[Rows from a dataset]
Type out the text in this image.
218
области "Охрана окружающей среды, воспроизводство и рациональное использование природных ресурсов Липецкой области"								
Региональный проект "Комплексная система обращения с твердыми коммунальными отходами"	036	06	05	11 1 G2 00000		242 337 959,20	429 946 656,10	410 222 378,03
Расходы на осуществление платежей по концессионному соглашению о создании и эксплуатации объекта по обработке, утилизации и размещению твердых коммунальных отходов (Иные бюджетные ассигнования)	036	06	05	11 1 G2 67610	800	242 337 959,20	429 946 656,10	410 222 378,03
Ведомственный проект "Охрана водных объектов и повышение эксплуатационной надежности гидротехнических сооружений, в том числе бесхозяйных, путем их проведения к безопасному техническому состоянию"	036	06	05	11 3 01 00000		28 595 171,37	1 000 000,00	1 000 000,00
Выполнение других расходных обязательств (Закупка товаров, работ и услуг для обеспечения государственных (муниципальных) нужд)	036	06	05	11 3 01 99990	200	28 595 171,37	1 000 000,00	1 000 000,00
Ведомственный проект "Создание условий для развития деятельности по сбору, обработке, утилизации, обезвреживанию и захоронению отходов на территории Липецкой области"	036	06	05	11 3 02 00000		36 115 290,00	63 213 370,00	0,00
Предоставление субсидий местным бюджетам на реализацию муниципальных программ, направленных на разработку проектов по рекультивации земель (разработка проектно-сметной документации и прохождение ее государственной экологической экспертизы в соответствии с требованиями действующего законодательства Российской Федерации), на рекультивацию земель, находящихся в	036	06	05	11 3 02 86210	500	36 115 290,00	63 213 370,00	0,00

*Given problem*:
Copy the entries above exactly, leaving none out.

*Task solution*:
Type out the text in this image.
218
области "Охрана окружающей среды, воспроизводство и рациональное использование природных ресурсов Липецкой области"								
Региональный проект "Комплексная система обращения с твердыми коммунальными отходами"	036	06	05	11 1 G2 00000		242 337 959,20	429 946 656,10	410 222 378,03
Расходы на осуществление платежей по концессионному соглашению о создании и эксплуатации объекта по обработке, утилизации и размещению твердых коммунальных отходов (Иные бюджетные ассигнования)	036	06	05	11 1 G2 67610	800	242 337 959,20	429 946 656,10	410 222 378,03
Ведомственный проект "Охрана водных объектов и повышение эксплуатационной надежности гидротехнических сооружений, в том числе бесхозяйных, путем их проведения к безопасному техническому состоянию"	036	06	05	11 3 01 00000		28 595 171,37	1 000 000,00	1 000 000,00
Выполнение других расходных обязательств (Закупка товаров, работ и услуг для обеспечения государственных (муниципальных) нужд)	036	06	05	11 3 01 99990	200	28 595 171,37	1 000 000,00	1 000 000,00
Ведомственный проект "Создание условий для развития деятельности по сбору, обработке, утилизации, обезвреживанию и захоронению отходов на территории Липецкой области"	036	06	05	11 3 02 00000		36 115 290,00	63 213 370,00	0,00
Предоставление субсидий местным бюджетам на реализацию муниципальных программ, направленных на разработку проектов по рекультивации земель (разработка проектно-сметной документации и прохождение ее государственной экологической экспертизы в соответствии с требованиями действующего законодательства Российской Федерации), на рекультивацию земель, находящихся в	036	06	05	11 3 02 86210	500	36 115 290,00	63 213 370,00	0,00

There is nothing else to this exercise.